Passage shown.
Natural History, Complications and Prognosis
- Severe gingival pain
- Profuse gingival bleeding that requires little or no provocation
- Ulcerated interdental papillae with necrotic slough.
- Destruction of gingival papillae
- Interdental gingival crater formation in the anterior gingiva is disfiguring.
- Loss of teeth
Prognosis of NUG is variable with treatment, majority of the patients have good response to the treatment and few do not respond to the treatment. In patients with treatment, recurrence is common affecting the outcome. In patients with immunosuppresion, the prognosis is poor and it progresses to noma.
History and Symptoms
More common symptoms
Less common symptoms
- Bad breath-halitosis
- Red or swollen gums
- Pain when eating or swallowing
- A gray film/gray residue on gums
- Crater-like sores (ulcers)
- Loss of gum tissue in between the teeth
Oral examination in patients with NUG is significant for the presence of interdental necrosis with the presence of ulcers and halitosis.
- Interdental gingival necrotic ulcers, which appear like punched out lesions
- Bleeding gums with minimal pressure
- Red or swollen gums
- A gray film on gums
- Crater-like (ulcers)
NUG is primarily a clinical diagnosis therefore laboratory investigation for confirmation of the diagnosis is not done.
- Medical therapy is not a definitive treatment option, it is used as adjunct to gingivoplasty, scaling or curettage procedures.
- Chlorhexidine gluconate, a topical chemotherapeutic agent has shown to improve outcomes after surgical treatment.
- Periodic chlorhexidine rinses are used during the period of wound healing of the damaged gingiva after scaling or curettage procedures.
- Antibiotic therapy with penicillin or metronidazole for a period of 7 to 10 days is recommended to control bacterial growth.
- Amoxicillin 500 mg every 8 hours for 3 days
- Erythromycin 250 mg every 6 hours for 3 days
- Tetracycline 250 mg every 6 hours for 3 days
- Debridement of the plaque by scaling and root planing, periodic curettage and gingivoplasty are the primary treatment options for NUG.

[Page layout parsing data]
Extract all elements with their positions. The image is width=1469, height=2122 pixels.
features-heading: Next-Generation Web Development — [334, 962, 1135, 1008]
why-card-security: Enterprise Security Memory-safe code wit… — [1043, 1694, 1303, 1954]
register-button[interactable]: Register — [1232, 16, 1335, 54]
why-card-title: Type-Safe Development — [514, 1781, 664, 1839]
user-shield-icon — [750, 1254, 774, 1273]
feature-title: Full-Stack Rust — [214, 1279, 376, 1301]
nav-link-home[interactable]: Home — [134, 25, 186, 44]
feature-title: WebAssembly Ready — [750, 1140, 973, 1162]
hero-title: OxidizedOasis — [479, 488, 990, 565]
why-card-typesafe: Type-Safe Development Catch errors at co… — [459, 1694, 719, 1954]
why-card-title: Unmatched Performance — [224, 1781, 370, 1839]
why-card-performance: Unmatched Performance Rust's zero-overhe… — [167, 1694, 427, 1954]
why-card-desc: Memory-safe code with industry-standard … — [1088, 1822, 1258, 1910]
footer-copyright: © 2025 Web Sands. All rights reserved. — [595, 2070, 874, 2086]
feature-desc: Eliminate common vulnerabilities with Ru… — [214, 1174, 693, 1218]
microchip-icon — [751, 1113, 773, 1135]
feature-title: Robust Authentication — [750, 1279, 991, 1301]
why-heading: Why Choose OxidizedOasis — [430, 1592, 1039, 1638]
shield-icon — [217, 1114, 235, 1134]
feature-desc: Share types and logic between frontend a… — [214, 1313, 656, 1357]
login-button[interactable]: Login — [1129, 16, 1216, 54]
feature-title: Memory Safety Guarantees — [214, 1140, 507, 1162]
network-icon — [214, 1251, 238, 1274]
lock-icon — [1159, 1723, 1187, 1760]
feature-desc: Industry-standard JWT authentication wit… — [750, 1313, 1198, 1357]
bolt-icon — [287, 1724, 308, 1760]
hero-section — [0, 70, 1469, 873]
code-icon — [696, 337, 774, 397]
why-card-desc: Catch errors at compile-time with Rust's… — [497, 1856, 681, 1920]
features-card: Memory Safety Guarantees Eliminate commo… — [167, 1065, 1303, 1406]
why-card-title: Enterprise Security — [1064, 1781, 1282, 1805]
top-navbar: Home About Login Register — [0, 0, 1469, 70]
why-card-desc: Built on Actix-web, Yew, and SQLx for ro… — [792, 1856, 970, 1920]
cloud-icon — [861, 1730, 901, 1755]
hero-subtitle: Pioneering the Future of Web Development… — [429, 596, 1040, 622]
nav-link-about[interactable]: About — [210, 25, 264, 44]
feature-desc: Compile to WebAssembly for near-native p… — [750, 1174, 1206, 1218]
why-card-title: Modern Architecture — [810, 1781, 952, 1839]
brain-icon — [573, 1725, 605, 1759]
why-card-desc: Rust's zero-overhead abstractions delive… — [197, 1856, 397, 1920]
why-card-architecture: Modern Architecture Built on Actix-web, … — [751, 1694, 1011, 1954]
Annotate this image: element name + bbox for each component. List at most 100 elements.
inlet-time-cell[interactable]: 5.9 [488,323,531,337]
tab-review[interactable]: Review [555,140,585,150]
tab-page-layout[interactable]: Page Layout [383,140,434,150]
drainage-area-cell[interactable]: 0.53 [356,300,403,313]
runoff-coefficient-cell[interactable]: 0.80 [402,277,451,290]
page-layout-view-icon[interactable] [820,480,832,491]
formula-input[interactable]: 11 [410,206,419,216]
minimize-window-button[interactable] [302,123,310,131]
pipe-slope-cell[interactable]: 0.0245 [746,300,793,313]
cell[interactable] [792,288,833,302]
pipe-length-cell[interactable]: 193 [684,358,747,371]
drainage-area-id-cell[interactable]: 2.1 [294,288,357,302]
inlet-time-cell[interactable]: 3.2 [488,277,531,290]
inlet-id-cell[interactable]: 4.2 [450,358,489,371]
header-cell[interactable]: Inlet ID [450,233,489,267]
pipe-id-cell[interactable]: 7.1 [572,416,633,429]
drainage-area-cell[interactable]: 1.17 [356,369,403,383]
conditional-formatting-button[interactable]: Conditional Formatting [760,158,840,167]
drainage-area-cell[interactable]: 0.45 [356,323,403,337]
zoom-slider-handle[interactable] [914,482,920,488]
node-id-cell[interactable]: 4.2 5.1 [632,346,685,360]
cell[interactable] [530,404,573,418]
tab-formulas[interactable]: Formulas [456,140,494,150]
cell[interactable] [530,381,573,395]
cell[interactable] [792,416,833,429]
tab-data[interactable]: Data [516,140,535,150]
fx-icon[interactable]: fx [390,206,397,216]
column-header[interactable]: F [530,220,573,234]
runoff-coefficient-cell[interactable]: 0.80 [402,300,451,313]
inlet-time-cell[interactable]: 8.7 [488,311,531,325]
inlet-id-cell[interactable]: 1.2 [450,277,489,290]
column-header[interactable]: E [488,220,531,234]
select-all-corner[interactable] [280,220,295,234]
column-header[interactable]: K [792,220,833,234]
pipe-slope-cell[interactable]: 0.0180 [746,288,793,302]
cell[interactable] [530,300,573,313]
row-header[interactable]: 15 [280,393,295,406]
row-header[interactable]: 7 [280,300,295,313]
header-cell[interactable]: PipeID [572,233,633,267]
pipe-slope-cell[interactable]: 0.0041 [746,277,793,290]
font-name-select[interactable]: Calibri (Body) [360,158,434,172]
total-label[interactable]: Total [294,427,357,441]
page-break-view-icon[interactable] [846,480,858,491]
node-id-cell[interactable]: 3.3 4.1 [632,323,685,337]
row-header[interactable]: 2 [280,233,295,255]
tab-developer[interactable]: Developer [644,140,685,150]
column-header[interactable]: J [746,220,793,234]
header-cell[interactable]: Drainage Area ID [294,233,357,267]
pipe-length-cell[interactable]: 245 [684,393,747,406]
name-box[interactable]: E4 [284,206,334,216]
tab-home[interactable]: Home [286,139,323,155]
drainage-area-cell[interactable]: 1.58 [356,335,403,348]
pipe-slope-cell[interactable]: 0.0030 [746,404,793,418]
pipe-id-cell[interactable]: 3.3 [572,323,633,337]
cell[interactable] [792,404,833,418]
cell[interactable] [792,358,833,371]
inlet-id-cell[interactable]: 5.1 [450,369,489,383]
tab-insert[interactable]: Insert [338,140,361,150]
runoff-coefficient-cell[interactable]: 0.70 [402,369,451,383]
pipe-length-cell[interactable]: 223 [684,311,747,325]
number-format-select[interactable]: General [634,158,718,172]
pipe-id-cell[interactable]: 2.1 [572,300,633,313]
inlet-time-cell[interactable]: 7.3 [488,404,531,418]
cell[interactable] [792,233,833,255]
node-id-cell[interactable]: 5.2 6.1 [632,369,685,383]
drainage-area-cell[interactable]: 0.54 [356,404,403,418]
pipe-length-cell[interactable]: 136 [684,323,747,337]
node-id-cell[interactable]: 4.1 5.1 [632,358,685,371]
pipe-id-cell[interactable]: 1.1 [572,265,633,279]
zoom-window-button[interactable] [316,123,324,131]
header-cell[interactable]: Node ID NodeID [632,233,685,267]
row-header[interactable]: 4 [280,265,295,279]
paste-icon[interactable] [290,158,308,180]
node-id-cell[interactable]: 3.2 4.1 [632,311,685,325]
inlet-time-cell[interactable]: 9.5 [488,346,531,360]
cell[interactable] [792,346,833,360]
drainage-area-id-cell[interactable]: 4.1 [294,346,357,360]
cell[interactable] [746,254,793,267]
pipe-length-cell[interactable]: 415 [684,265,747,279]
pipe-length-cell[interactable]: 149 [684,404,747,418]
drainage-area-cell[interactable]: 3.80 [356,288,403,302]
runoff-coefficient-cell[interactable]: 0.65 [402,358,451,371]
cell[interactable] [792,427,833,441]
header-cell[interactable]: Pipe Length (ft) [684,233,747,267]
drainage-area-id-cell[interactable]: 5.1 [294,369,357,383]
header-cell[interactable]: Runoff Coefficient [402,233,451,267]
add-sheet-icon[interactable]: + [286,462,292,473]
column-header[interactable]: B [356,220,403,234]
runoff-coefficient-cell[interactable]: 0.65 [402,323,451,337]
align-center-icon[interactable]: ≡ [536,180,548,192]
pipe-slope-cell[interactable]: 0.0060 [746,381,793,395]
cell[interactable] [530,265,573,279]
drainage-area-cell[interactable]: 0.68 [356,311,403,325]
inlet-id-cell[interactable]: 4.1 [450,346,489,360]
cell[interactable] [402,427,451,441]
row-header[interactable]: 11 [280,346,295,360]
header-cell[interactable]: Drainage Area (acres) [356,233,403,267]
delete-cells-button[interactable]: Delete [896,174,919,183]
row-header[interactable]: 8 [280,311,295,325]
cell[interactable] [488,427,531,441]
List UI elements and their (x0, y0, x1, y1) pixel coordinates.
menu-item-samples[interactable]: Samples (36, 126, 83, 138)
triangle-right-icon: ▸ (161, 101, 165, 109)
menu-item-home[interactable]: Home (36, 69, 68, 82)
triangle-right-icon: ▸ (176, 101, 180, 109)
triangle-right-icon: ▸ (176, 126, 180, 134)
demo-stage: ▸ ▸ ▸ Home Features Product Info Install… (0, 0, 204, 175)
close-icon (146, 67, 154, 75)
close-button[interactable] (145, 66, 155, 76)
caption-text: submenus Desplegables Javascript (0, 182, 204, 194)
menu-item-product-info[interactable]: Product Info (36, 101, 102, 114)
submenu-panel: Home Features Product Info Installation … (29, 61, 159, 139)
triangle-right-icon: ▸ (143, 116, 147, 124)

Your tasks.
1. List every drug named in the NUG passage.
2. Copy from the NUG passage word for word, from "- Chlorhexidine gluconate, a" to "control bacterial growth.".

Your written answers.
1.
- Chlorhexidine gluconate
- Penicillin
- Metronidazole
- Amoxicillin
- Erythromycin
- Tetracycline

2.
- Chlorhexidine gluconate, a topical chemotherapeutic agent has shown to improve outcomes after surgical treatment.
- Periodic chlorhexidine rinses are used during the period of wound healing of the damaged gingiva after scaling or curettage procedures.
- Antibiotic therapy with penicillin or metronidazole for a period of 7 to 10 days is recommended to control bacterial growth.